→ **DATA LISTING**:
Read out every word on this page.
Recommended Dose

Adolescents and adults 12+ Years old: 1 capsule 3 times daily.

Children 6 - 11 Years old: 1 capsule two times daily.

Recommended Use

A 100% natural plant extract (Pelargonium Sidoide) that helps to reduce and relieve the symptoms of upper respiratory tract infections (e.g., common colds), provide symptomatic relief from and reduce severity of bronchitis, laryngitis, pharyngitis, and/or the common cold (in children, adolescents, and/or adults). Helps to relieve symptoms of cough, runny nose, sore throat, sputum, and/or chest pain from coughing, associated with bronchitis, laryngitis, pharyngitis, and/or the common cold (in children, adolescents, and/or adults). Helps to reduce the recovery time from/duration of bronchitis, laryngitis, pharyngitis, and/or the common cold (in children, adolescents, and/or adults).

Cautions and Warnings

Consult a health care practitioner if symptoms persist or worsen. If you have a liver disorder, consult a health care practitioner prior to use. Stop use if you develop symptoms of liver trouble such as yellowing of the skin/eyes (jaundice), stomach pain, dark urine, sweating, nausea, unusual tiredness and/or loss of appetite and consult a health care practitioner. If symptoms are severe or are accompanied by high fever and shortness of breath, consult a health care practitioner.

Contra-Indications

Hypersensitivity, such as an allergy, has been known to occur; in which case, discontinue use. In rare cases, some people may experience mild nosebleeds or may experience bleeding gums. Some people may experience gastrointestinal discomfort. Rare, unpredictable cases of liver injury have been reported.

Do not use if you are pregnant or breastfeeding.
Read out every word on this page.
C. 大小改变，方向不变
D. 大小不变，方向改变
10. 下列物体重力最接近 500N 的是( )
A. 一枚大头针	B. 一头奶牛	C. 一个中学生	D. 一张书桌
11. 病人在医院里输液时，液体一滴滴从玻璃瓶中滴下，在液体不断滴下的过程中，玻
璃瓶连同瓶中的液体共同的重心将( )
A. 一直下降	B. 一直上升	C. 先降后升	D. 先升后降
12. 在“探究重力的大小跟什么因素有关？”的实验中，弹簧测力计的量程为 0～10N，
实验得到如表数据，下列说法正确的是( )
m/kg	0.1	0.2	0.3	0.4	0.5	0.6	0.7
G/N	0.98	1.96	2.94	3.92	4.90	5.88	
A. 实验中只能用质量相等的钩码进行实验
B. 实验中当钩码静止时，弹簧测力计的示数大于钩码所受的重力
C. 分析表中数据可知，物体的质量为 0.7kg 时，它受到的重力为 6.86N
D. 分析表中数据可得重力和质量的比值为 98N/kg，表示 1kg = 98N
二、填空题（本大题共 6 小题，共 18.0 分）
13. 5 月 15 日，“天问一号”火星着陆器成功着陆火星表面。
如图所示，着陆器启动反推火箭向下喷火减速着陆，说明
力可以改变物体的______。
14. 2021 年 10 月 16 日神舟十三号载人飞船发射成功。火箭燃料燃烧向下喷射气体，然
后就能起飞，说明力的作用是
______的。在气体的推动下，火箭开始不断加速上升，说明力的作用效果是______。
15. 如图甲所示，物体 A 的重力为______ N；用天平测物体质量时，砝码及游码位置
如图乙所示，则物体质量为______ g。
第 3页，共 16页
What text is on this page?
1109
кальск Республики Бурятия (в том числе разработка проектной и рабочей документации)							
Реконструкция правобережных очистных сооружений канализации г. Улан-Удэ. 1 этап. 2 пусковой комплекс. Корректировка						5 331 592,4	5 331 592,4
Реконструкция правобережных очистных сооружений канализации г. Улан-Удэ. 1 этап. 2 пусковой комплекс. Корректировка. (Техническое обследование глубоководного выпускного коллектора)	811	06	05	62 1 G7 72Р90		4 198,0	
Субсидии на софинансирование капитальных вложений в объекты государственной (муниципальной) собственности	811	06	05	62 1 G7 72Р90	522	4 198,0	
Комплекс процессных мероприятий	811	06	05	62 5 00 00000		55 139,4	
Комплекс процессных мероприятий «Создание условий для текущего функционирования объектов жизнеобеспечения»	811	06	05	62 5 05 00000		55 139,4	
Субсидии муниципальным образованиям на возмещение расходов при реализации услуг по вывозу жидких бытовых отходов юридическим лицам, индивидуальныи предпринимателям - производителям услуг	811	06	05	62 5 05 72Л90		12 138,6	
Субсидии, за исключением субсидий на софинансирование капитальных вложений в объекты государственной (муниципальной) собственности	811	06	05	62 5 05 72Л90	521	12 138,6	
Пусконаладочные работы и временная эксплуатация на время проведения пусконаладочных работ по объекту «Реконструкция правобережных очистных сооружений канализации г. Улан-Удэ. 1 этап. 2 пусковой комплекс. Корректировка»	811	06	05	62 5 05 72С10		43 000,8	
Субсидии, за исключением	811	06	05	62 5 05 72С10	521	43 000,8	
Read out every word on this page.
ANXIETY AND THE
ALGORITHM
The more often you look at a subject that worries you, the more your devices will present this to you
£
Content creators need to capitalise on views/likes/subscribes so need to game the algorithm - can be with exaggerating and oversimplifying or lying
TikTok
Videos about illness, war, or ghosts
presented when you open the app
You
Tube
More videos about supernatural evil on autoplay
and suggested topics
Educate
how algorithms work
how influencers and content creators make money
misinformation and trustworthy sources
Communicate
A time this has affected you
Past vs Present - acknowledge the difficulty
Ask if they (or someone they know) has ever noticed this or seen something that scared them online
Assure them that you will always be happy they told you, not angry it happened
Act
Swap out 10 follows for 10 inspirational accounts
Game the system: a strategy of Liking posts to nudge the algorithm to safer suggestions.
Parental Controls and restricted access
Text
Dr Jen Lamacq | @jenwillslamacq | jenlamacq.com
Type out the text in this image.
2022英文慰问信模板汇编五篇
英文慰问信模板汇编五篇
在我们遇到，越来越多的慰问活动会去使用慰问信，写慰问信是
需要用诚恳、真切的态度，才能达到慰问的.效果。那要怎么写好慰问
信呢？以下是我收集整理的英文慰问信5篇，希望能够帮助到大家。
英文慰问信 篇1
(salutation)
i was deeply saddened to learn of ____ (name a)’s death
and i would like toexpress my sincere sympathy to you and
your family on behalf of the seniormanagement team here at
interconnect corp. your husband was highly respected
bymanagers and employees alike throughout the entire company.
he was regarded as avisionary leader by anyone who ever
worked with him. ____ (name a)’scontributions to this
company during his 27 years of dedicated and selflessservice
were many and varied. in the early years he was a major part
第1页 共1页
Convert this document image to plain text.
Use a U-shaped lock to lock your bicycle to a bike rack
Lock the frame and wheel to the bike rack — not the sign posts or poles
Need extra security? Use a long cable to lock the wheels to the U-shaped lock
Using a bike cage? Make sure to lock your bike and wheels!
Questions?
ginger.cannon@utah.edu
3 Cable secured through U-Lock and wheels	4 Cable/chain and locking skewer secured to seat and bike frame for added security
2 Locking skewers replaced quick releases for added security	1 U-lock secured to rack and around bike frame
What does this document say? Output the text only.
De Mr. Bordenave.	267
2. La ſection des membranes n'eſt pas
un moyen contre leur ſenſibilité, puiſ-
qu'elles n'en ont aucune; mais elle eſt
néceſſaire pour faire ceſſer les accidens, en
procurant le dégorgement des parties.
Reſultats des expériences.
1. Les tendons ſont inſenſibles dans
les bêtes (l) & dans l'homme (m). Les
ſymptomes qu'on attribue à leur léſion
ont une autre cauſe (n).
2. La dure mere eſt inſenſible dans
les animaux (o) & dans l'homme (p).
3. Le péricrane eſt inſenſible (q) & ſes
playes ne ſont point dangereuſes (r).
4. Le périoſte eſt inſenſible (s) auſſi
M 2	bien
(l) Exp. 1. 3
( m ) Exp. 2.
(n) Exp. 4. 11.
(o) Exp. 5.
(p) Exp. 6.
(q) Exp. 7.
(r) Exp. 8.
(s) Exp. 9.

→ **WHAT THE TASK ASKS**: Please repeat the listing exactly, with nothing left out.

→ **EXERCISE OUTPUT**:
Read out every word on this page.
Recommended Dose

Adolescents and adults 12+ Years old: 1 capsule 3 times daily.

Children 6 - 11 Years old: 1 capsule two times daily.

Recommended Use

A 100% natural plant extract (Pelargonium Sidoide) that helps to reduce and relieve the symptoms of upper respiratory tract infections (e.g., common colds), provide symptomatic relief from and reduce severity of bronchitis, laryngitis, pharyngitis, and/or the common cold (in children, adolescents, and/or adults). Helps to relieve symptoms of cough, runny nose, sore throat, sputum, and/or chest pain from coughing, associated with bronchitis, laryngitis, pharyngitis, and/or the common cold (in children, adolescents, and/or adults). Helps to reduce the recovery time from/duration of bronchitis, laryngitis, pharyngitis, and/or the common cold (in children, adolescents, and/or adults).

Cautions and Warnings

Consult a health care practitioner if symptoms persist or worsen. If you have a liver disorder, consult a health care practitioner prior to use. Stop use if you develop symptoms of liver trouble such as yellowing of the skin/eyes (jaundice), stomach pain, dark urine, sweating, nausea, unusual tiredness and/or loss of appetite and consult a health care practitioner. If symptoms are severe or are accompanied by high fever and shortness of breath, consult a health care practitioner.

Contra-Indications

Hypersensitivity, such as an allergy, has been known to occur; in which case, discontinue use. In rare cases, some people may experience mild nosebleeds or may experience bleeding gums. Some people may experience gastrointestinal discomfort. Rare, unpredictable cases of liver injury have been reported.

Do not use if you are pregnant or breastfeeding.
Read out every word on this page.
C. 大小改变，方向不变
D. 大小不变，方向改变
10. 下列物体重力最接近 500N 的是( )
A. 一枚大头针	B. 一头奶牛	C. 一个中学生	D. 一张书桌
11. 病人在医院里输液时，液体一滴滴从玻璃瓶中滴下，在液体不断滴下的过程中，玻
璃瓶连同瓶中的液体共同的重心将( )
A. 一直下降	B. 一直上升	C. 先降后升	D. 先升后降
12. 在“探究重力的大小跟什么因素有关？”的实验中，弹簧测力计的量程为 0～10N，
实验得到如表数据，下列说法正确的是( )
m/kg	0.1	0.2	0.3	0.4	0.5	0.6	0.7
G/N	0.98	1.96	2.94	3.92	4.90	5.88	
A. 实验中只能用质量相等的钩码进行实验
B. 实验中当钩码静止时，弹簧测力计的示数大于钩码所受的重力
C. 分析表中数据可知，物体的质量为 0.7kg 时，它受到的重力为 6.86N
D. 分析表中数据可得重力和质量的比值为 98N/kg，表示 1kg = 98N
二、填空题（本大题共 6 小题，共 18.0 分）
13. 5 月 15 日，“天问一号”火星着陆器成功着陆火星表面。
如图所示，着陆器启动反推火箭向下喷火减速着陆，说明
力可以改变物体的______。
14. 2021 年 10 月 16 日神舟十三号载人飞船发射成功。火箭燃料燃烧向下喷射气体，然
后就能起飞，说明力的作用是
______的。在气体的推动下，火箭开始不断加速上升，说明力的作用效果是______。
15. 如图甲所示，物体 A 的重力为______ N；用天平测物体质量时，砝码及游码位置
如图乙所示，则物体质量为______ g。
第 3页，共 16页
What text is on this page?
1109
кальск Республики Бурятия (в том числе разработка проектной и рабочей документации)							
Реконструкция правобережных очистных сооружений канализации г. Улан-Удэ. 1 этап. 2 пусковой комплекс. Корректировка						5 331 592,4	5 331 592,4
Реконструкция правобережных очистных сооружений канализации г. Улан-Удэ. 1 этап. 2 пусковой комплекс. Корректировка. (Техническое обследование глубоководного выпускного коллектора)	811	06	05	62 1 G7 72Р90		4 198,0	
Субсидии на софинансирование капитальных вложений в объекты государственной (муниципальной) собственности	811	06	05	62 1 G7 72Р90	522	4 198,0	
Комплекс процессных мероприятий	811	06	05	62 5 00 00000		55 139,4	
Комплекс процессных мероприятий «Создание условий для текущего функционирования объектов жизнеобеспечения»	811	06	05	62 5 05 00000		55 139,4	
Субсидии муниципальным образованиям на возмещение расходов при реализации услуг по вывозу жидких бытовых отходов юридическим лицам, индивидуальныи предпринимателям - производителям услуг	811	06	05	62 5 05 72Л90		12 138,6	
Субсидии, за исключением субсидий на софинансирование капитальных вложений в объекты государственной (муниципальной) собственности	811	06	05	62 5 05 72Л90	521	12 138,6	
Пусконаладочные работы и временная эксплуатация на время проведения пусконаладочных работ по объекту «Реконструкция правобережных очистных сооружений канализации г. Улан-Удэ. 1 этап. 2 пусковой комплекс. Корректировка»	811	06	05	62 5 05 72С10		43 000,8	
Субсидии, за исключением	811	06	05	62 5 05 72С10	521	43 000,8	
Read out every word on this page.
ANXIETY AND THE
ALGORITHM
The more often you look at a subject that worries you, the more your devices will present this to you
£
Content creators need to capitalise on views/likes/subscribes so need to game the algorithm - can be with exaggerating and oversimplifying or lying
TikTok
Videos about illness, war, or ghosts
presented when you open the app
You
Tube
More videos about supernatural evil on autoplay
and suggested topics
Educate
how algorithms work
how influencers and content creators make money
misinformation and trustworthy sources
Communicate
A time this has affected you
Past vs Present - acknowledge the difficulty
Ask if they (or someone they know) has ever noticed this or seen something that scared them online
Assure them that you will always be happy they told you, not angry it happened
Act
Swap out 10 follows for 10 inspirational accounts
Game the system: a strategy of Liking posts to nudge the algorithm to safer suggestions.
Parental Controls and restricted access
Text
Dr Jen Lamacq | @jenwillslamacq | jenlamacq.com
Type out the text in this image.
2022英文慰问信模板汇编五篇
英文慰问信模板汇编五篇
在我们遇到，越来越多的慰问活动会去使用慰问信，写慰问信是
需要用诚恳、真切的态度，才能达到慰问的.效果。那要怎么写好慰问
信呢？以下是我收集整理的英文慰问信5篇，希望能够帮助到大家。
英文慰问信 篇1
(salutation)
i was deeply saddened to learn of ____ (name a)’s death
and i would like toexpress my sincere sympathy to you and
your family on behalf of the seniormanagement team here at
interconnect corp. your husband was highly respected
bymanagers and employees alike throughout the entire company.
he was regarded as avisionary leader by anyone who ever
worked with him. ____ (name a)’scontributions to this
company during his 27 years of dedicated and selflessservice
were many and varied. in the early years he was a major part
第1页 共1页
Convert this document image to plain text.
Use a U-shaped lock to lock your bicycle to a bike rack
Lock the frame and wheel to the bike rack — not the sign posts or poles
Need extra security? Use a long cable to lock the wheels to the U-shaped lock
Using a bike cage? Make sure to lock your bike and wheels!
Questions?
ginger.cannon@utah.edu
3 Cable secured through U-Lock and wheels	4 Cable/chain and locking skewer secured to seat and bike frame for added security
2 Locking skewers replaced quick releases for added security	1 U-lock secured to rack and around bike frame
What does this document say? Output the text only.
De Mr. Bordenave.	267
2. La ſection des membranes n'eſt pas
un moyen contre leur ſenſibilité, puiſ-
qu'elles n'en ont aucune; mais elle eſt
néceſſaire pour faire ceſſer les accidens, en
procurant le dégorgement des parties.
Reſultats des expériences.
1. Les tendons ſont inſenſibles dans
les bêtes (l) & dans l'homme (m). Les
ſymptomes qu'on attribue à leur léſion
ont une autre cauſe (n).
2. La dure mere eſt inſenſible dans
les animaux (o) & dans l'homme (p).
3. Le péricrane eſt inſenſible (q) & ſes
playes ne ſont point dangereuſes (r).
4. Le périoſte eſt inſenſible (s) auſſi
M 2	bien
(l) Exp. 1. 3
( m ) Exp. 2.
(n) Exp. 4. 11.
(o) Exp. 5.
(p) Exp. 6.
(q) Exp. 7.
(r) Exp. 8.
(s) Exp. 9.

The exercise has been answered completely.